### SUPPLIED MATERIAL ###

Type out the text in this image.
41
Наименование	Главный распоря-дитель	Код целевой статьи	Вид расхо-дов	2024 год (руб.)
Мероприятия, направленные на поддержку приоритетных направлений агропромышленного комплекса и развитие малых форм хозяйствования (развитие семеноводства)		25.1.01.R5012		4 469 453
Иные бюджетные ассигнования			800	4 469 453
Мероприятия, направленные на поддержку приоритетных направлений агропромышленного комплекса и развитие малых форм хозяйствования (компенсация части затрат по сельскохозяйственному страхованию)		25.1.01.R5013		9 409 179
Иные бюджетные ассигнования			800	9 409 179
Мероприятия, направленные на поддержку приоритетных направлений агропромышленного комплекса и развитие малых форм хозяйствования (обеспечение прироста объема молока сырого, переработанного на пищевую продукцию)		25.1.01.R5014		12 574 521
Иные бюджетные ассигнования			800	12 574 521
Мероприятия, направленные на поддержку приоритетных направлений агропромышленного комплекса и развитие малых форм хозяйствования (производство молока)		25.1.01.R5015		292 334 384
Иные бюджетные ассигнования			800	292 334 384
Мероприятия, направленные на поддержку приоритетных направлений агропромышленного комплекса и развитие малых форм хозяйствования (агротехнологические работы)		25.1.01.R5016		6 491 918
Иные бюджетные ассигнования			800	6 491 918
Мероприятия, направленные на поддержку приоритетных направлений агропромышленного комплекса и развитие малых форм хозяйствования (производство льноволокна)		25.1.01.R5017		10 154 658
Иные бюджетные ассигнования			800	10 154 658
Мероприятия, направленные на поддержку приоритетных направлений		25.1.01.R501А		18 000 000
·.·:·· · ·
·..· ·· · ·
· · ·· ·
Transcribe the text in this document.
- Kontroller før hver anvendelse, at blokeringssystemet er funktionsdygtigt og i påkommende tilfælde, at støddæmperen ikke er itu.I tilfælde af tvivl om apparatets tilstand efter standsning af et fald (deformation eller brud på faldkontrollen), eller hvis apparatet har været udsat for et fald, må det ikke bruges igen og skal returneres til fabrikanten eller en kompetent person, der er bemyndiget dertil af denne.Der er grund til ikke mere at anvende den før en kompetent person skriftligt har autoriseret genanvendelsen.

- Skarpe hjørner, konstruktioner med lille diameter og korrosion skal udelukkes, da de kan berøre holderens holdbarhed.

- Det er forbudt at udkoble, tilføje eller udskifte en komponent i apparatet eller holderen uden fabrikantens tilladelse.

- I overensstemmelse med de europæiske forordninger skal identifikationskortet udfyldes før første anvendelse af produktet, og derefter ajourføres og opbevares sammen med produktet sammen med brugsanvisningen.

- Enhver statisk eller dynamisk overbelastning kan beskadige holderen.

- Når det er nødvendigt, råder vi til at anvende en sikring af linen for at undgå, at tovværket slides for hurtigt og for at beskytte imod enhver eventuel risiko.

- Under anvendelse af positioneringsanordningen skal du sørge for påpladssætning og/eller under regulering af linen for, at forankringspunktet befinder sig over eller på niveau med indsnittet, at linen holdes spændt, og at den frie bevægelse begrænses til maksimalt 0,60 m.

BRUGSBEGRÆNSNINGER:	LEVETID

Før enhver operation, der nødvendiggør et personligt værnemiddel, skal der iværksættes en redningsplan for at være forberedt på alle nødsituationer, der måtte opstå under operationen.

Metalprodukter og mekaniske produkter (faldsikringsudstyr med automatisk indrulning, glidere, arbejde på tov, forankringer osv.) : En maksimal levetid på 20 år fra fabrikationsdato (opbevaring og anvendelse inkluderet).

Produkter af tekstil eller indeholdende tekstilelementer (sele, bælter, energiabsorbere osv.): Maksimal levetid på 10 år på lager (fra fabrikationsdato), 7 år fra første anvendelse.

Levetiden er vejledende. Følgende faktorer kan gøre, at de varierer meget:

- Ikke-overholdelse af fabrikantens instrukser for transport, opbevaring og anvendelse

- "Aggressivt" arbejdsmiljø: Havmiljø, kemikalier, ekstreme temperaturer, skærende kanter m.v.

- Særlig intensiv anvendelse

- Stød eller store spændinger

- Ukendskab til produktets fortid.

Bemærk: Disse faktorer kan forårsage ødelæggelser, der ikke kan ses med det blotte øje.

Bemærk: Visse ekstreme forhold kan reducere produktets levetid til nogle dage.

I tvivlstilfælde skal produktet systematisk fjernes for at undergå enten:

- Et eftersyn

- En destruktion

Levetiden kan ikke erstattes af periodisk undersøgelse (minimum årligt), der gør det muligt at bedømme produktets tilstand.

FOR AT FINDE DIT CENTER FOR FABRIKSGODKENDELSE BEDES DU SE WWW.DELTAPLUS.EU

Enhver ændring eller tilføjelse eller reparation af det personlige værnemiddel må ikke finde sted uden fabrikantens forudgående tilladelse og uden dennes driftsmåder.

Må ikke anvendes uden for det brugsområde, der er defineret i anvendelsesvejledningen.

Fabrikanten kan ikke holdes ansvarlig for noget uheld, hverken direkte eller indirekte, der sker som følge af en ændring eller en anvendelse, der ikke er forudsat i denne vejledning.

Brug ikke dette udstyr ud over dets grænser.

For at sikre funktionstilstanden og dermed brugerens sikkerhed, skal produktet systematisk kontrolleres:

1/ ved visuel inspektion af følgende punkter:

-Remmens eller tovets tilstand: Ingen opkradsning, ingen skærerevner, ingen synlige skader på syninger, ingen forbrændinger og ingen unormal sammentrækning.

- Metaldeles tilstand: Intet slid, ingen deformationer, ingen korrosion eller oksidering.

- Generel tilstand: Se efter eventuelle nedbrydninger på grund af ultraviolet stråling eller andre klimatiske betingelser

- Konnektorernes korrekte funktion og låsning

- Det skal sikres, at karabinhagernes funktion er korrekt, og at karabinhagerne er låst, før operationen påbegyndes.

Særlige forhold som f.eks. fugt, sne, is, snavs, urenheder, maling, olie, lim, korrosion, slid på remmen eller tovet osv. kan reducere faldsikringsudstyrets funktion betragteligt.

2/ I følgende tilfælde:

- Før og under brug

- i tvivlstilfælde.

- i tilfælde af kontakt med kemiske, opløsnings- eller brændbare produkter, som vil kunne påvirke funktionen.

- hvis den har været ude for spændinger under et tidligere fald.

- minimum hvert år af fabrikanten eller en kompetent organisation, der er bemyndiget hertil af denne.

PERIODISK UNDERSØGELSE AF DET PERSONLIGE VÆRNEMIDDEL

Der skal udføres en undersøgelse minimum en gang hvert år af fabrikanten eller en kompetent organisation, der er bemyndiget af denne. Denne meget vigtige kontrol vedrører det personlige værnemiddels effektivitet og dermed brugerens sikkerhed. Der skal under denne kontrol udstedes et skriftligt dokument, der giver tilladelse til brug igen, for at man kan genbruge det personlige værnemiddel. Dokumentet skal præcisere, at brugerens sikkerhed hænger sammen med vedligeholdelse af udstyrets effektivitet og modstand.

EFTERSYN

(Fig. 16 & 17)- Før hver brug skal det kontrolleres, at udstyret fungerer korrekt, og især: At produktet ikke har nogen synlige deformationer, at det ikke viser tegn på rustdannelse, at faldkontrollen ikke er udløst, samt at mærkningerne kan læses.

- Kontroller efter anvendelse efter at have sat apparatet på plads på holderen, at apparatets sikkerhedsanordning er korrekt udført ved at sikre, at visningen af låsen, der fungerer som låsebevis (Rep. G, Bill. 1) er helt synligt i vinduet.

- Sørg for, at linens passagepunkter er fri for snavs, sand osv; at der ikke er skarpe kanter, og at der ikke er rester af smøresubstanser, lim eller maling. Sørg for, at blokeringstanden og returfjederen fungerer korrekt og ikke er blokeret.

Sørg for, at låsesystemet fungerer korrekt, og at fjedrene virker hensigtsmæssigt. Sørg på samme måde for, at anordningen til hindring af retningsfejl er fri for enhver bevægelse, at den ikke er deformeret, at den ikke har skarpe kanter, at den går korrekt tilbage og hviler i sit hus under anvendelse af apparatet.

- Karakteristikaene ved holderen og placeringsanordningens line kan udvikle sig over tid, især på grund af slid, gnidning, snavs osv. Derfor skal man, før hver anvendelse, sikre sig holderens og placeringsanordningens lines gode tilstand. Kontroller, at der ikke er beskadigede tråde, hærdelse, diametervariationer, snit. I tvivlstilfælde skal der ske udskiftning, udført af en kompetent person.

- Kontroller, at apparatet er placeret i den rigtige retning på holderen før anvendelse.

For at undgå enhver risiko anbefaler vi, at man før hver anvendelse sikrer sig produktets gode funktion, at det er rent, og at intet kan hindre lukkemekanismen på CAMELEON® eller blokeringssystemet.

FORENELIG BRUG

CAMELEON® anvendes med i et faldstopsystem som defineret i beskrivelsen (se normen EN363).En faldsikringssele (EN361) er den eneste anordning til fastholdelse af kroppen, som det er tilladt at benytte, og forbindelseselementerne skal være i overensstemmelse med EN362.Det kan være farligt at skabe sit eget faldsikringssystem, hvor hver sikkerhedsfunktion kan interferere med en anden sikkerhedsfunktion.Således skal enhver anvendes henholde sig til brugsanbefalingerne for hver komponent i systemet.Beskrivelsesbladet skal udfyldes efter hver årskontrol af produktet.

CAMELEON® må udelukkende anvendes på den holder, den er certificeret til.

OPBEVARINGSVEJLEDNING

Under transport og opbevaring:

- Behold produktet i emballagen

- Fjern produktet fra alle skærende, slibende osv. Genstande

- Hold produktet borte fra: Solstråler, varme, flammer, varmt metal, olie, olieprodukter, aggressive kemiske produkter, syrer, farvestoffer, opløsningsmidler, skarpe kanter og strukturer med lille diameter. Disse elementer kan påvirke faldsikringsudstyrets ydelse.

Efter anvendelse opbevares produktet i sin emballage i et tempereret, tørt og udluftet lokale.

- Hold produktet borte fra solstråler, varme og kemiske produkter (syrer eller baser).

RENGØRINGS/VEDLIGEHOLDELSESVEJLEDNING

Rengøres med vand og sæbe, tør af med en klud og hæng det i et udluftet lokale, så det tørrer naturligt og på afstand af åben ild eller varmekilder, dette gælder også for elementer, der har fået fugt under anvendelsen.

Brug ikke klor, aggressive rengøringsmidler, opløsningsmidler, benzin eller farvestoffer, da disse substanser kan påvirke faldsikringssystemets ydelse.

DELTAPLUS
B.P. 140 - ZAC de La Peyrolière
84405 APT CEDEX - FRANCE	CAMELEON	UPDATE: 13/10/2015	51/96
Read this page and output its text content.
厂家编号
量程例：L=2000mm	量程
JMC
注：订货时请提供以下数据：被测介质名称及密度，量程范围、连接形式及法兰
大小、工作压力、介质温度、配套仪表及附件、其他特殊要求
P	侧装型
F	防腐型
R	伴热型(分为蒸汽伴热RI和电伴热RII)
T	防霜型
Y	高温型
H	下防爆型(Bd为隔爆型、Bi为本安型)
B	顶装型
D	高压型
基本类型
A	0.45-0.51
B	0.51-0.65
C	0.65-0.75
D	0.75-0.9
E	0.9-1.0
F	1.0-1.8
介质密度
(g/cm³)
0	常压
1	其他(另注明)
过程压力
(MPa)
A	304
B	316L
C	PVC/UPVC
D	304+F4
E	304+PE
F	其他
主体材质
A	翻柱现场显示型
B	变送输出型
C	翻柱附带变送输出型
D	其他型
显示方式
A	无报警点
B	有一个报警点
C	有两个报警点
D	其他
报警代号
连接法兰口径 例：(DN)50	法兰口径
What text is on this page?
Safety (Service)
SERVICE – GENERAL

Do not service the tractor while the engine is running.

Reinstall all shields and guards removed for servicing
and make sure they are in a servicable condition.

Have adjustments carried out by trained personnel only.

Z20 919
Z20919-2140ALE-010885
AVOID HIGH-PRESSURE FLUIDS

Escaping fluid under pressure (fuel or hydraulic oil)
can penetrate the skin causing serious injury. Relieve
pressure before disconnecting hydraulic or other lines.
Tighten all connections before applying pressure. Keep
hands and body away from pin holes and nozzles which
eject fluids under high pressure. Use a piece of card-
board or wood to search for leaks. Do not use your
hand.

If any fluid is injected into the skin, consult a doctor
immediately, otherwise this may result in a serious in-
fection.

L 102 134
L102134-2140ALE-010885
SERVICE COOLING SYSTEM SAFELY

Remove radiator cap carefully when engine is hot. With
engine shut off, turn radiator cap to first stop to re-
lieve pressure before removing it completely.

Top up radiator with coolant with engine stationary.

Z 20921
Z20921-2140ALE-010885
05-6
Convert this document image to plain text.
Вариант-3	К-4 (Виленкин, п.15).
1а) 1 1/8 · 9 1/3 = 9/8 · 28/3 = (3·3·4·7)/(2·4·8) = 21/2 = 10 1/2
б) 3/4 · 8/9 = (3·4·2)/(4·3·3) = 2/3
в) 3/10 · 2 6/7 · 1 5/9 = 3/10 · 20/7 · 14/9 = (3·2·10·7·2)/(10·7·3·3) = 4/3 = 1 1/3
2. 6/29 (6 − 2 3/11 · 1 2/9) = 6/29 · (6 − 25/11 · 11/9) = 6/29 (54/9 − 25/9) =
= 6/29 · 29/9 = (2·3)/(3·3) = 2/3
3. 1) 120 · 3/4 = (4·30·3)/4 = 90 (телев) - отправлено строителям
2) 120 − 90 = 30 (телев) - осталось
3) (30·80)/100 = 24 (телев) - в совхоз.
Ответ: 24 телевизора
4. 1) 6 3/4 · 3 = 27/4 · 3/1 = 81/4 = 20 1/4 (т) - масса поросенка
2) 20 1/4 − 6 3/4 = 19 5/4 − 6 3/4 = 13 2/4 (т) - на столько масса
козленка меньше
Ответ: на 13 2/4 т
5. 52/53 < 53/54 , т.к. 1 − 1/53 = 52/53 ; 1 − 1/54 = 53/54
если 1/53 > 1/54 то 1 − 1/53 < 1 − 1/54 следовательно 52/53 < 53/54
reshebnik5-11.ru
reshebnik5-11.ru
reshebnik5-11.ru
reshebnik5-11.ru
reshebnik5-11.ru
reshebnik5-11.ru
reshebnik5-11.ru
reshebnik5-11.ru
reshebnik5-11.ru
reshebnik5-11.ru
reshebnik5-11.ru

###

_SHORT EXERCISE_
Read through the data and copy every line where "borte" shows up.

_EXPECTED ANSWER_
- Hold produktet borte fra: Solstråler, varme, flammer, varmt metal, olie, olieprodukter, aggressive kemiske produkter, syrer, farvestoffer, opløsningsmidler, skarpe kanter og strukturer med lille diameter. Disse elementer kan påvirke faldsikringsudstyrets ydelse.
- Hold produktet borte fra solstråler, varme og kemiske produkter (syrer eller baser).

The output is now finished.